La croissance du PIB belge est attendue à 1,4% par an en moyenne sur la période 2018-2020 et à 1,3% par an seulement en moyenne au cours de la période 2021-2024.

En Flandre, la croissance du PIB serait de 1,6% par an durant la période 2018-2020 et de 1,4% par an sur l'intervalle de temps 2021-2024, c'est davantage que le rythme de 1,2% par an prévu en Wallonie jusqu'en 2024.

Parallèlement à une conjoncture en phase de ralentissement, la croissance de l'emploi intérieur dans les trois Régions "s'essoufflerait graduellement durant la période de projection, surtout entre 2019 et 2022", selon le Bureau du Plan. Plus précisément, en moyenne sur la période 2018-2024, l'emploi augmenterait de 0,4% par an à Bruxelles, un rythme sensiblement inférieur à ceux attendus en Wallonie (0,7%) et en Flandre (0,9%). Ces taux correspondent à une création nette de 3.000 emplois en moyenne par an en Région bruxelloise (21.000 emplois cumulés sur la période), 26.000 en Flandre (182.000 emplois cumulés) et 9.000 en Wallonie (64.000 emplois cumulés).

▶ _Données fournies_:

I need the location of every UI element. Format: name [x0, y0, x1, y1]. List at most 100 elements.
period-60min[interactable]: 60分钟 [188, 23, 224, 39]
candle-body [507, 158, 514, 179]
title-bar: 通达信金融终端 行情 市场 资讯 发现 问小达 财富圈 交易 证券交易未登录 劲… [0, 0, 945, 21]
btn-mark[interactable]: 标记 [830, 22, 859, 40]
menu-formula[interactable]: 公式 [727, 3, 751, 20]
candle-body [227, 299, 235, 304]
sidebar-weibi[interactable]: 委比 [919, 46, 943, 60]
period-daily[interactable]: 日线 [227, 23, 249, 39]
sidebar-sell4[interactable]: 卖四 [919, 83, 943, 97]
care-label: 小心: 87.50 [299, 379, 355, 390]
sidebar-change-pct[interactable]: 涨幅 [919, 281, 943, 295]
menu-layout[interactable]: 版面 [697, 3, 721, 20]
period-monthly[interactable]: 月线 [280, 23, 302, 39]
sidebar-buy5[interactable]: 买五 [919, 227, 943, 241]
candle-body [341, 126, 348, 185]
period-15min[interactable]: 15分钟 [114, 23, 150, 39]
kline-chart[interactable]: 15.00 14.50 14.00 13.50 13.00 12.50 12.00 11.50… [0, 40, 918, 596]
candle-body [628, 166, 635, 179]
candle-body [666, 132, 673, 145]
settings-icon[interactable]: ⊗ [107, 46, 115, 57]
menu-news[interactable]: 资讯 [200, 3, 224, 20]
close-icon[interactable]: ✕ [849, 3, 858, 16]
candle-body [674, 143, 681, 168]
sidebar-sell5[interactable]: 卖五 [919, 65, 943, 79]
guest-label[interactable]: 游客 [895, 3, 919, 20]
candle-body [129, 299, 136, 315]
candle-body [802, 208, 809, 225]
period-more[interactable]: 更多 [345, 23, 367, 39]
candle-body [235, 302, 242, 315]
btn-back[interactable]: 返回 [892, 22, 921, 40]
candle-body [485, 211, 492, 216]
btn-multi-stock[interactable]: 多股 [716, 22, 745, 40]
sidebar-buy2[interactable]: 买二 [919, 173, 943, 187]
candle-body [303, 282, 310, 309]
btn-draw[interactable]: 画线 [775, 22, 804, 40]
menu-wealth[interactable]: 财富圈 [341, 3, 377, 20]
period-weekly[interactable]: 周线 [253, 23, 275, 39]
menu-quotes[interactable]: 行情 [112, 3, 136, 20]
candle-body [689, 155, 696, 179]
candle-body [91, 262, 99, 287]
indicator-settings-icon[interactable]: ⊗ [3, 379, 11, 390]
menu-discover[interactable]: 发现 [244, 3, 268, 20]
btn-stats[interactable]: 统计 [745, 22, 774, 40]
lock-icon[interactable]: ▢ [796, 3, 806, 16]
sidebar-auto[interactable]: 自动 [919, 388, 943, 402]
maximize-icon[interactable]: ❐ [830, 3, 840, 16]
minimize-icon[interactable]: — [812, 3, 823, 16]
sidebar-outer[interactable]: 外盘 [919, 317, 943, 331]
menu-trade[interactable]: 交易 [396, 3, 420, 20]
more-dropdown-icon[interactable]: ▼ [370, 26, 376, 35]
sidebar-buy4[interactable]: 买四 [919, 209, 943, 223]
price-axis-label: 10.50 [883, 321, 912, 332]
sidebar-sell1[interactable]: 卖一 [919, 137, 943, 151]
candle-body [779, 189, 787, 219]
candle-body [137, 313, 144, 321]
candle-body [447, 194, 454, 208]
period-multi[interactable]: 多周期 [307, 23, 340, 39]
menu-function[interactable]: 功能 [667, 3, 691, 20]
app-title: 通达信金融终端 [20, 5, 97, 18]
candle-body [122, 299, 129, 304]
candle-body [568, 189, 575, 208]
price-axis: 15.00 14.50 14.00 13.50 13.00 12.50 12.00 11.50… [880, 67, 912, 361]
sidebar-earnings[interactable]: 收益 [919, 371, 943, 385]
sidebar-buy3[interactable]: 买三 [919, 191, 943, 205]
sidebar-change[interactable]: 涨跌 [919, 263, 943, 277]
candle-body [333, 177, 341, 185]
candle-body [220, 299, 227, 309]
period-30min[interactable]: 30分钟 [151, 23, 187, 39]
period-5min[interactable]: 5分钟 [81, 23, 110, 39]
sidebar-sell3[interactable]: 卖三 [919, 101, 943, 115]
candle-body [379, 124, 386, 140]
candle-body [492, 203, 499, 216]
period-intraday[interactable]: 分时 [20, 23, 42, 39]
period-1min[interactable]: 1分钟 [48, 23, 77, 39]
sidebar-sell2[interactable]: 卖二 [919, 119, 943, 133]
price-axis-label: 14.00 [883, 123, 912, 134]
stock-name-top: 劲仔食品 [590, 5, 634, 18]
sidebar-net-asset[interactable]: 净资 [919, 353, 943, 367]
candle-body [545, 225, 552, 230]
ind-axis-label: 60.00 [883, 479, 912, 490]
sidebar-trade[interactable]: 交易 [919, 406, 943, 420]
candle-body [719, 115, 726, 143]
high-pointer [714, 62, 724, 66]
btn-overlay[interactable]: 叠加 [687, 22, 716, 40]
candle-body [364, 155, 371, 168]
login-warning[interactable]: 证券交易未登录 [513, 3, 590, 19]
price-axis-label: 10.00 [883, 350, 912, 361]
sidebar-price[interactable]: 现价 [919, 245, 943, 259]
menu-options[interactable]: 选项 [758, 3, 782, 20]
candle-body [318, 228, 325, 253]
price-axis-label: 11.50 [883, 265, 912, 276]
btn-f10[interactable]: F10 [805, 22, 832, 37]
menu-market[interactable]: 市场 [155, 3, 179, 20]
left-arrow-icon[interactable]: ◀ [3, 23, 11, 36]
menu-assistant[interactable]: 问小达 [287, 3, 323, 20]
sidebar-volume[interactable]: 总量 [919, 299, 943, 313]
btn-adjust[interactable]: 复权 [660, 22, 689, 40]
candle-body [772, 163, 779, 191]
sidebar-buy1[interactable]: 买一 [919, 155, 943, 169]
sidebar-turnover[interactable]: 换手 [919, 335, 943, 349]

▶ _Consigne A_: D'après le texte sur la croissance économique des Régions belges, à quel rythme annuel le PIB de la Wallonie devrait-il croître jusqu'en 2024 ?
▶ _Consigne B_: Rédigez la suite du texte sur la croissance économique des Régions belges, à partir de sa dernière phrase.

▶ _Réponse A_: Le PIB wallon devrait croître de 1,2% par an jusqu'en 2024.

▶ _Réponse B_:
Les taux de chômage devraient continuer à refluer partout dans le pays. Le taux passerait ainsi de 16,5% en 2018 à 12,9% en 2024 à Bruxelles, de 13,2% à 10,7% en Wallonie et de 6,5% à 4,7% en Flandre. "Ces taux sont inédits dans l'ensemble des régions depuis les années 1980. La baisse importante et rapide des taux de chômage pourrait s'accompagner de risques, et notamment celui d'une pénurie (accrue) de main-d'oeuvre dans certains segments du marché du travail", avertit toutefois le Bureau du Plan.

Enfin, à politique inchangée, les budgets de la Communauté française, de la Région wallonne et de la Région de Bruxelles-Capitale seraient déficitaires sur la période 2019-2024. En surplus en 2019, la Communauté flamande et la Commission communautaire commune seraient en déficit à partir de 2020.